What you should do: Every line with the string "完成下列要求" should be gathered.

################

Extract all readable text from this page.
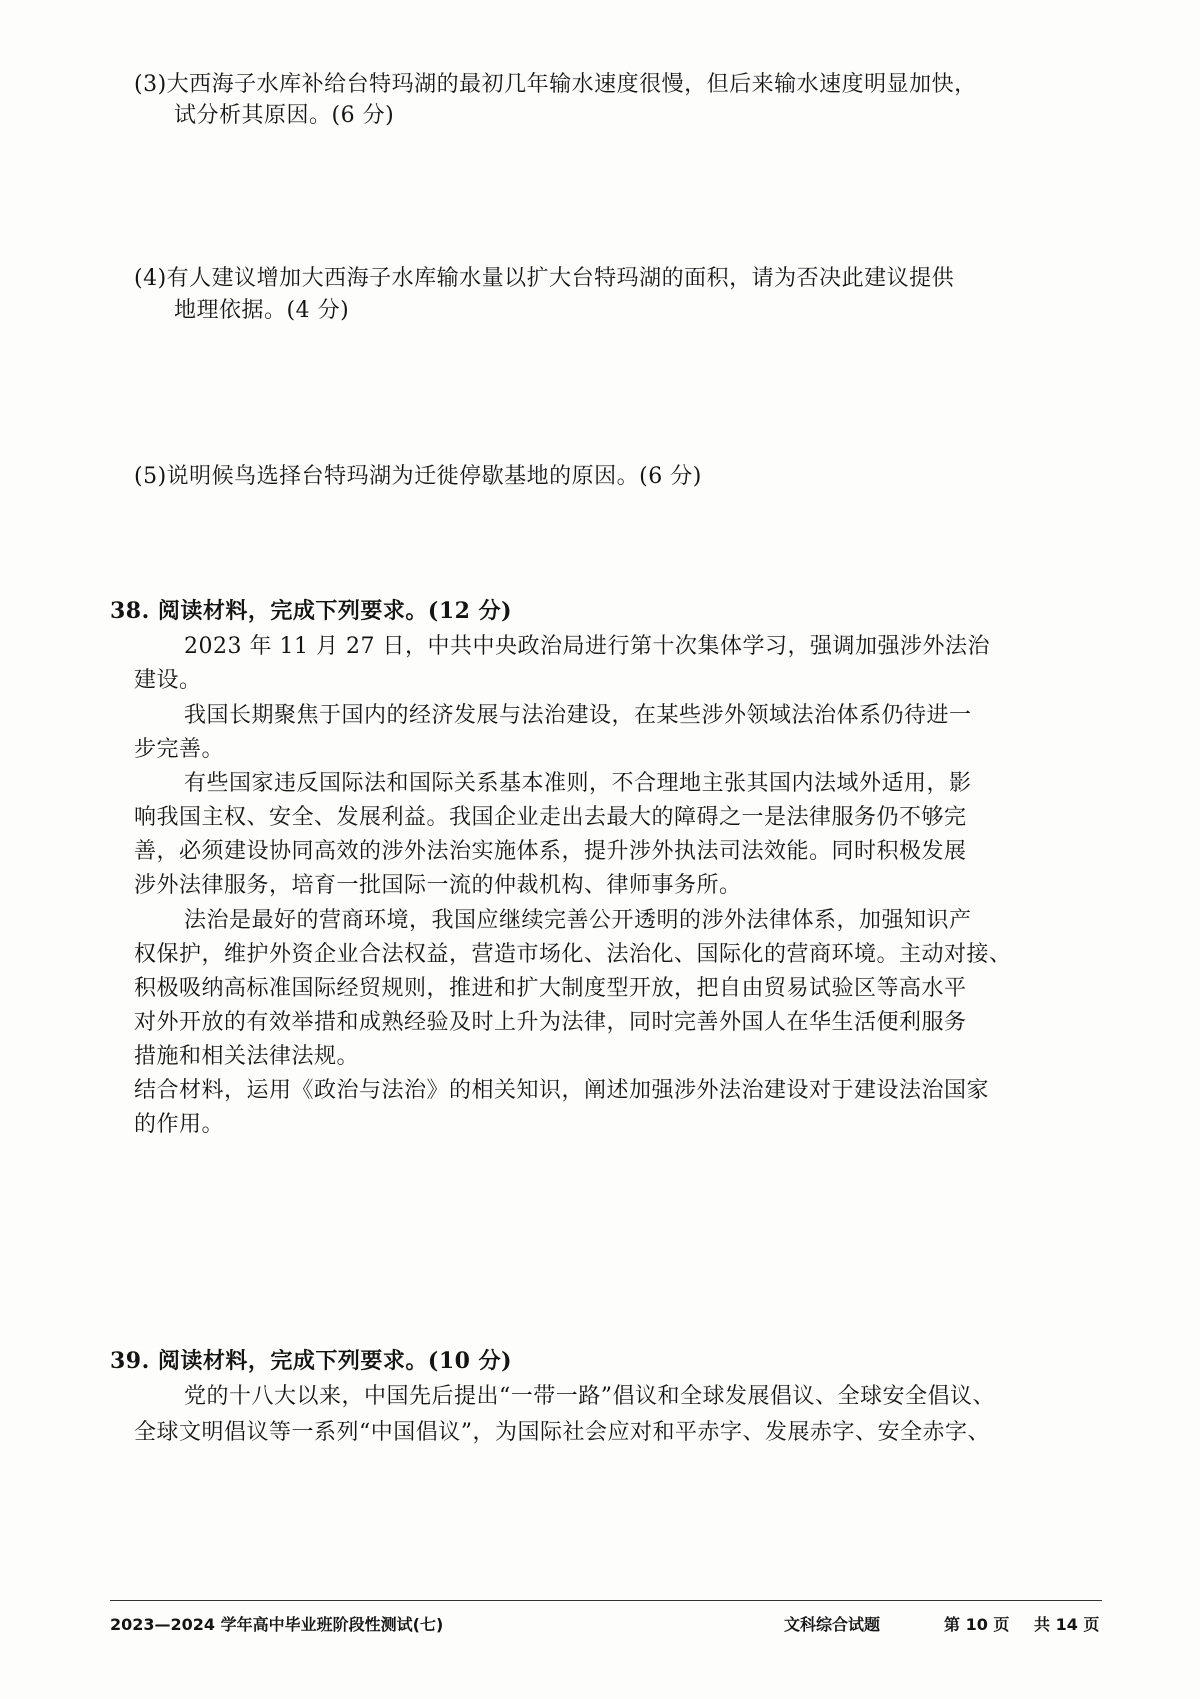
(3)大西海子水库补给台特玛湖的最初几年输水速度很慢，但后来输水速度明显加快，
试分析其原因。(6 分)
(4)有人建议增加大西海子水库输水量以扩大台特玛湖的面积，请为否决此建议提供
地理依据。(4 分)
(5)说明候鸟选择台特玛湖为迁徙停歇基地的原因。(6 分)
38. 阅读材料，完成下列要求。(12 分)
2023 年 11 月 27 日，中共中央政治局进行第十次集体学习，强调加强涉外法治
建设。
我国长期聚焦于国内的经济发展与法治建设，在某些涉外领域法治体系仍待进一
步完善。
有些国家违反国际法和国际关系基本准则，不合理地主张其国内法域外适用，影
响我国主权、安全、发展利益。我国企业走出去最大的障碍之一是法律服务仍不够完
善，必须建设协同高效的涉外法治实施体系，提升涉外执法司法效能。同时积极发展
涉外法律服务，培育一批国际一流的仲裁机构、律师事务所。
法治是最好的营商环境，我国应继续完善公开透明的涉外法律体系，加强知识产
权保护，维护外资企业合法权益，营造市场化、法治化、国际化的营商环境。主动对接、
积极吸纳高标准国际经贸规则，推进和扩大制度型开放，把自由贸易试验区等高水平
对外开放的有效举措和成熟经验及时上升为法律，同时完善外国人在华生活便利服务
措施和相关法律法规。
结合材料，运用《政治与法治》的相关知识，阐述加强涉外法治建设对于建设法治国家
的作用。
39. 阅读材料，完成下列要求。(10 分)
党的十八大以来，中国先后提出“一带一路”倡议和全球发展倡议、全球安全倡议、
全球文明倡议等一系列“中国倡议”，为国际社会应对和平赤字、发展赤字、安全赤字、
2023—2024 学年高中毕业班阶段性测试(七)	文科综合试题	第 10 页 共 14 页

################

Solution to the exercise:
38. 阅读材料，完成下列要求。(12 分)
39. 阅读材料，完成下列要求。(10 分)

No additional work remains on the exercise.